Items from a figure collection
╔══

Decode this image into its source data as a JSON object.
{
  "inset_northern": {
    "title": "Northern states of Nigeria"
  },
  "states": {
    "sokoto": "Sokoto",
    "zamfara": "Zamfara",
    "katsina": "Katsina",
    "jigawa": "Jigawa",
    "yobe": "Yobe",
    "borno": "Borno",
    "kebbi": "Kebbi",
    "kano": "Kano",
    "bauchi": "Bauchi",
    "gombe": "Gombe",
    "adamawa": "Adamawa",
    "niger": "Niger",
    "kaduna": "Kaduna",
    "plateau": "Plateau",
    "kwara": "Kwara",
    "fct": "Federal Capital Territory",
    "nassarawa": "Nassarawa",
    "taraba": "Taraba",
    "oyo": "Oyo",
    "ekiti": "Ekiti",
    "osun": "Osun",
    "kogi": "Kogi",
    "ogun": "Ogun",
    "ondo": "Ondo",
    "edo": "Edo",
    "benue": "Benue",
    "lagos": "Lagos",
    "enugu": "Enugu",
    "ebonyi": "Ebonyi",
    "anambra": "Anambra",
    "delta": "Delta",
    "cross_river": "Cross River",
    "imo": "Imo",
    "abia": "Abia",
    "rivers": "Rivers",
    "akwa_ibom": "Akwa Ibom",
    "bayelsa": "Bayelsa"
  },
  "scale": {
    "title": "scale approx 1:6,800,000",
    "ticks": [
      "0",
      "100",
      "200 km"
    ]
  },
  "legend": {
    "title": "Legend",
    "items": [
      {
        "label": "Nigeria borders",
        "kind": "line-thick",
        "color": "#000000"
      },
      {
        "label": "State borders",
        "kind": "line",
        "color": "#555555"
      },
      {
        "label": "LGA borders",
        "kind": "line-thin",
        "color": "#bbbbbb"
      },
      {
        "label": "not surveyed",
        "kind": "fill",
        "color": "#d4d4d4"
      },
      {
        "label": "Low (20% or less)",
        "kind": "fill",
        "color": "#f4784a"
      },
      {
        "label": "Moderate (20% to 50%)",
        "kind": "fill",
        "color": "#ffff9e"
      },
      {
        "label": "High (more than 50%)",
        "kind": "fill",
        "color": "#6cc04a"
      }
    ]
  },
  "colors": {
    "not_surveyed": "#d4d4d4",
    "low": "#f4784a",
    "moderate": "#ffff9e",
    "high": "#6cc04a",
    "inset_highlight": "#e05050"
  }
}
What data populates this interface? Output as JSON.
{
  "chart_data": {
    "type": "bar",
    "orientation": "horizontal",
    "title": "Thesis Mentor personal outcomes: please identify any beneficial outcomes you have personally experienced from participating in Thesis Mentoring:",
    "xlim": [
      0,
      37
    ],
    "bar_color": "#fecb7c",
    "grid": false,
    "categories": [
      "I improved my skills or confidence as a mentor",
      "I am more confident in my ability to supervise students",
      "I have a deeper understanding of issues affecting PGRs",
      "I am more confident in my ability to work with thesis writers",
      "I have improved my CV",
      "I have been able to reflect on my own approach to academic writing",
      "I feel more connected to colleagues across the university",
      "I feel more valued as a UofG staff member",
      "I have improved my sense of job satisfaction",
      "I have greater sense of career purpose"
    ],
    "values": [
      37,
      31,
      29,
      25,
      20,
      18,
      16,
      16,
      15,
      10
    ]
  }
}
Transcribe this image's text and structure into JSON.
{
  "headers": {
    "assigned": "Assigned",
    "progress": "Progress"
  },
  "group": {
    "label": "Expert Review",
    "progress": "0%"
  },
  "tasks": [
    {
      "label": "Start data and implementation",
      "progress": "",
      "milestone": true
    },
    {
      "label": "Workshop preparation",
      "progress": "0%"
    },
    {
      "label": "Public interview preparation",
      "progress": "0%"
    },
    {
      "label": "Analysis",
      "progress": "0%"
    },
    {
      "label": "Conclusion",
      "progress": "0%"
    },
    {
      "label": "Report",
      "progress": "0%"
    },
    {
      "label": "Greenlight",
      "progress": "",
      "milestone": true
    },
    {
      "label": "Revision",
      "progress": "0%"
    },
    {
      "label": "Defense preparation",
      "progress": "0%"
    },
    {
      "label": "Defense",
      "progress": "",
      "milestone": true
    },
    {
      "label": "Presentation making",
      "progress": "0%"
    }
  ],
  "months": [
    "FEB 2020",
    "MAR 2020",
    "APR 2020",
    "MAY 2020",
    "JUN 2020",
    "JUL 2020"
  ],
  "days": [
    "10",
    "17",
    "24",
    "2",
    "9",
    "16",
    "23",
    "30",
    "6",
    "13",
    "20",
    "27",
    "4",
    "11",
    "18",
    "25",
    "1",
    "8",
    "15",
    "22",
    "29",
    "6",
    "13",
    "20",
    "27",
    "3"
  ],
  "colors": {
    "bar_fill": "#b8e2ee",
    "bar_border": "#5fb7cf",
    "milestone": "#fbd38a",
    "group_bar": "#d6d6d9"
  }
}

╚══

Instructions to follow
Return all of the above records exactly, leaving no line out.

Output below
Decode this image into its source data as a JSON object.
{
  "inset_northern": {
    "title": "Northern states of Nigeria"
  },
  "states": {
    "sokoto": "Sokoto",
    "zamfara": "Zamfara",
    "katsina": "Katsina",
    "jigawa": "Jigawa",
    "yobe": "Yobe",
    "borno": "Borno",
    "kebbi": "Kebbi",
    "kano": "Kano",
    "bauchi": "Bauchi",
    "gombe": "Gombe",
    "adamawa": "Adamawa",
    "niger": "Niger",
    "kaduna": "Kaduna",
    "plateau": "Plateau",
    "kwara": "Kwara",
    "fct": "Federal Capital Territory",
    "nassarawa": "Nassarawa",
    "taraba": "Taraba",
    "oyo": "Oyo",
    "ekiti": "Ekiti",
    "osun": "Osun",
    "kogi": "Kogi",
    "ogun": "Ogun",
    "ondo": "Ondo",
    "edo": "Edo",
    "benue": "Benue",
    "lagos": "Lagos",
    "enugu": "Enugu",
    "ebonyi": "Ebonyi",
    "anambra": "Anambra",
    "delta": "Delta",
    "cross_river": "Cross River",
    "imo": "Imo",
    "abia": "Abia",
    "rivers": "Rivers",
    "akwa_ibom": "Akwa Ibom",
    "bayelsa": "Bayelsa"
  },
  "scale": {
    "title": "scale approx 1:6,800,000",
    "ticks": [
      "0",
      "100",
      "200 km"
    ]
  },
  "legend": {
    "title": "Legend",
    "items": [
      {
        "label": "Nigeria borders",
        "kind": "line-thick",
        "color": "#000000"
      },
      {
        "label": "State borders",
        "kind": "line",
        "color": "#555555"
      },
      {
        "label": "LGA borders",
        "kind": "line-thin",
        "color": "#bbbbbb"
      },
      {
        "label": "not surveyed",
        "kind": "fill",
        "color": "#d4d4d4"
      },
      {
        "label": "Low (20% or less)",
        "kind": "fill",
        "color": "#f4784a"
      },
      {
        "label": "Moderate (20% to 50%)",
        "kind": "fill",
        "color": "#ffff9e"
      },
      {
        "label": "High (more than 50%)",
        "kind": "fill",
        "color": "#6cc04a"
      }
    ]
  },
  "colors": {
    "not_surveyed": "#d4d4d4",
    "low": "#f4784a",
    "moderate": "#ffff9e",
    "high": "#6cc04a",
    "inset_highlight": "#e05050"
  }
}
What data populates this interface? Output as JSON.
{
  "chart_data": {
    "type": "bar",
    "orientation": "horizontal",
    "title": "Thesis Mentor personal outcomes: please identify any beneficial outcomes you have personally experienced from participating in Thesis Mentoring:",
    "xlim": [
      0,
      37
    ],
    "bar_color": "#fecb7c",
    "grid": false,
    "categories": [
      "I improved my skills or confidence as a mentor",
      "I am more confident in my ability to supervise students",
      "I have a deeper understanding of issues affecting PGRs",
      "I am more confident in my ability to work with thesis writers",
      "I have improved my CV",
      "I have been able to reflect on my own approach to academic writing",
      "I feel more connected to colleagues across the university",
      "I feel more valued as a UofG staff member",
      "I have improved my sense of job satisfaction",
      "I have greater sense of career purpose"
    ],
    "values": [
      37,
      31,
      29,
      25,
      20,
      18,
      16,
      16,
      15,
      10
    ]
  }
}
Transcribe this image's text and structure into JSON.
{
  "headers": {
    "assigned": "Assigned",
    "progress": "Progress"
  },
  "group": {
    "label": "Expert Review",
    "progress": "0%"
  },
  "tasks": [
    {
      "label": "Start data and implementation",
      "progress": "",
      "milestone": true
    },
    {
      "label": "Workshop preparation",
      "progress": "0%"
    },
    {
      "label": "Public interview preparation",
      "progress": "0%"
    },
    {
      "label": "Analysis",
      "progress": "0%"
    },
    {
      "label": "Conclusion",
      "progress": "0%"
    },
    {
      "label": "Report",
      "progress": "0%"
    },
    {
      "label": "Greenlight",
      "progress": "",
      "milestone": true
    },
    {
      "label": "Revision",
      "progress": "0%"
    },
    {
      "label": "Defense preparation",
      "progress": "0%"
    },
    {
      "label": "Defense",
      "progress": "",
      "milestone": true
    },
    {
      "label": "Presentation making",
      "progress": "0%"
    }
  ],
  "months": [
    "FEB 2020",
    "MAR 2020",
    "APR 2020",
    "MAY 2020",
    "JUN 2020",
    "JUL 2020"
  ],
  "days": [
    "10",
    "17",
    "24",
    "2",
    "9",
    "16",
    "23",
    "30",
    "6",
    "13",
    "20",
    "27",
    "4",
    "11",
    "18",
    "25",
    "1",
    "8",
    "15",
    "22",
    "29",
    "6",
    "13",
    "20",
    "27",
    "3"
  ],
  "colors": {
    "bar_fill": "#b8e2ee",
    "bar_border": "#5fb7cf",
    "milestone": "#fbd38a",
    "group_bar": "#d6d6d9"
  }
}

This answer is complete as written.